### Consegna
Ritrascriva fedelmente, dal testo sulla rappresentanza parlamentare, tutto il passo che va da "Per comprendere il" fino a "conferiti al Parlamento.".

La rappresentanza che esprime il Parlamento è la risultante di geometrie complesse, e ridurla a mera questione economica non è semplicemente un errore, è una barbarie.
Per comprendere il significato della rappresentanza, a grandi linee, occorre partire dalle monarchie assolute del ‘700, che concentravano nel monarca ogni potere.
Sempre nel ‘700 si è teorizzata la tripartizione dei poteri, esecutivo, giudiziario e legislativo, associando alla separazione dei poteri la riduzione dei privilegi e della prevaricazione.
La separazione dei poteri funziona quando i poteri si condizionano e si contengono reciprocamente, in un bilanciamento che è al tempo stesso garanzia ed equilibrio.
Gli Stati monarchici dell’ottocento (procedendo sempre per salti e per semplificazioni) si sono evoluti in monarchie parlamentari e una parte dei poteri sovrani sono stati trasferiti ai Parlamenti, anche se il monarca ha continuato a mantenere su di sé poteri sbilanciati rispetto a quelli conferiti al Parlamento.
Nelle democrazie moderne la centralità del potere statuale si è spostata sui Parlamenti.
Quando nella nostra Costituzione si è affermato che la sovranità appartiene al popolo, si è inteso dire che il potere, quello stesso potere che un tempo era prerogativa del sovrano, ora veniva dato al popolo.
Di certo il popolo è una entità astratta ed è qui che assume rilevanza la rappresentanza.
Nelle democrazie rappresentative il popolo è inteso nella sua unitarietà, e la democrazia rappresentativa può convivere con istituti di democrazia diretta purché in modo definito e contenuto.
In effetti la democrazia diretta contrasta con la concezione del popolo che si declina unitariamente come corpo elettorale, posto che nelle sue espressioni prevalenti la democrazia diretta intende il popolo non come entità unica, ma piuttosto come una somma di individui, ognuno dei quali diventa portatore di una frazione di potere, ognuno dei quali interpreta se stesso come minuscola entità monocratica, con la conseguenza che si determina la frammentazione degli interessi collettivi e così diventa più facile la prevaricazione degli interessi individuali di taluni a scapito di altri.
Non è un caso che in Italia, ad esempio, il M5S ha costruito il consenso sulla esaltazione della democrazia diretta, presupposto scontato per chi ha come reale obiettivo la distruzione progressiva del sistema democratico rappresentativo, l’unico in grado, allo stato attuale, di ostacolare l’ordoliberismo.

### Estratto dei dati
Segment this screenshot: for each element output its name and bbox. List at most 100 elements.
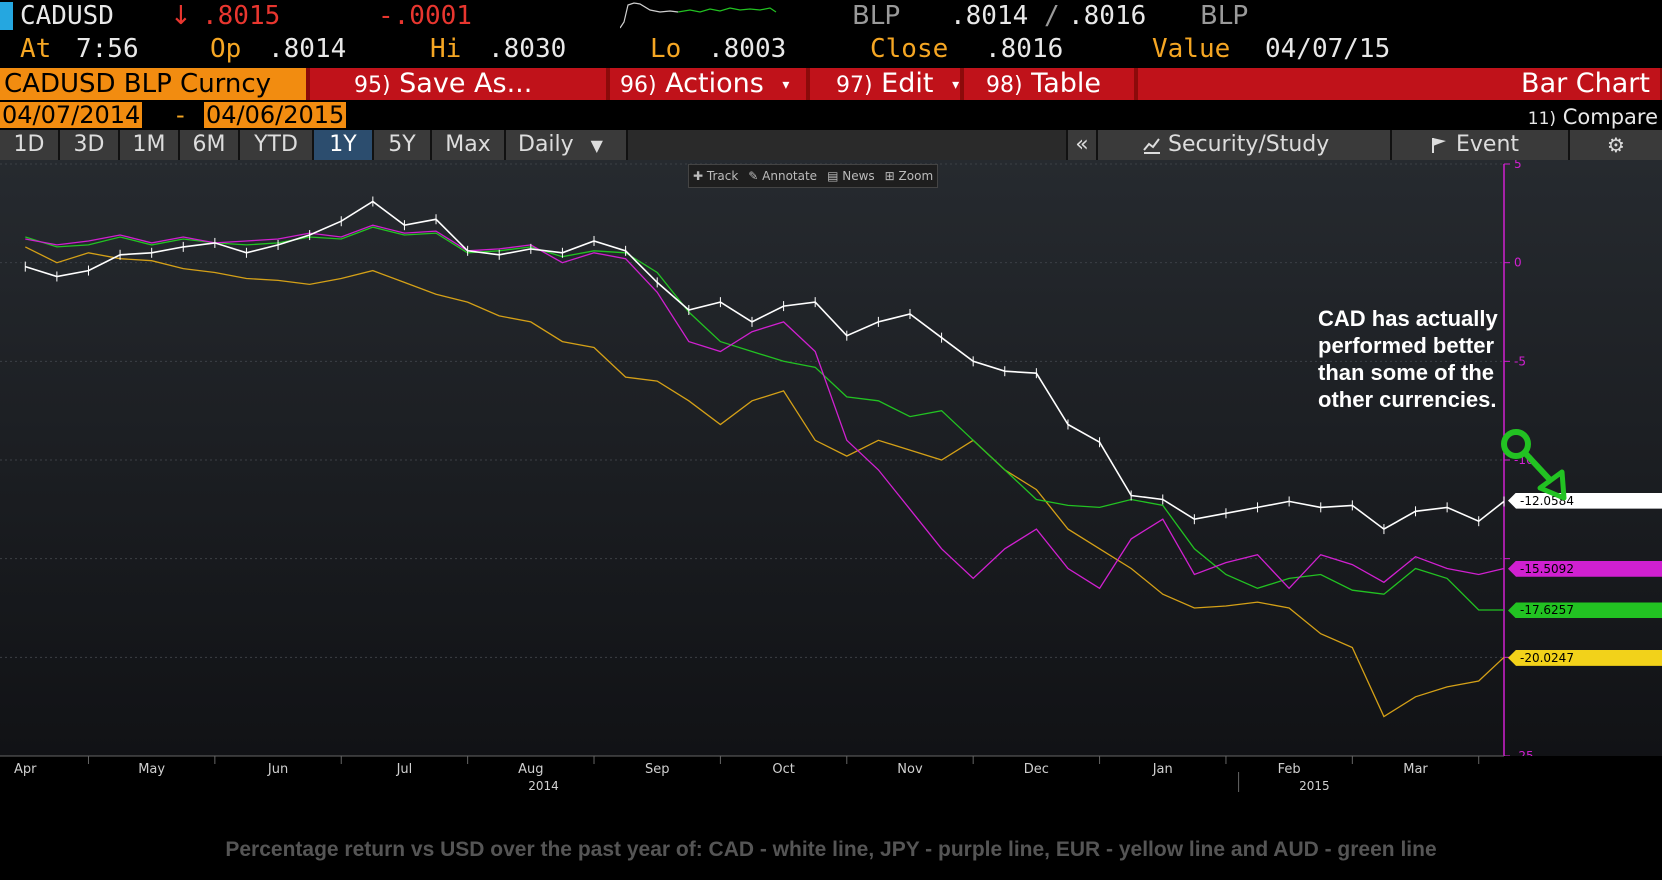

### Svolgimento
Per comprendere il significato della rappresentanza, a grandi linee, occorre partire dalle monarchie assolute del ‘700, che concentravano nel monarca ogni potere.
Sempre nel ‘700 si è teorizzata la tripartizione dei poteri, esecutivo, giudiziario e legislativo, associando alla separazione dei poteri la riduzione dei privilegi e della prevaricazione.
La separazione dei poteri funziona quando i poteri si condizionano e si contengono reciprocamente, in un bilanciamento che è al tempo stesso garanzia ed equilibrio.
Gli Stati monarchici dell’ottocento (procedendo sempre per salti e per semplificazioni) si sono evoluti in monarchie parlamentari e una parte dei poteri sovrani sono stati trasferiti ai Parlamenti, anche se il monarca ha continuato a mantenere su di sé poteri sbilanciati rispetto a quelli conferiti al Parlamento.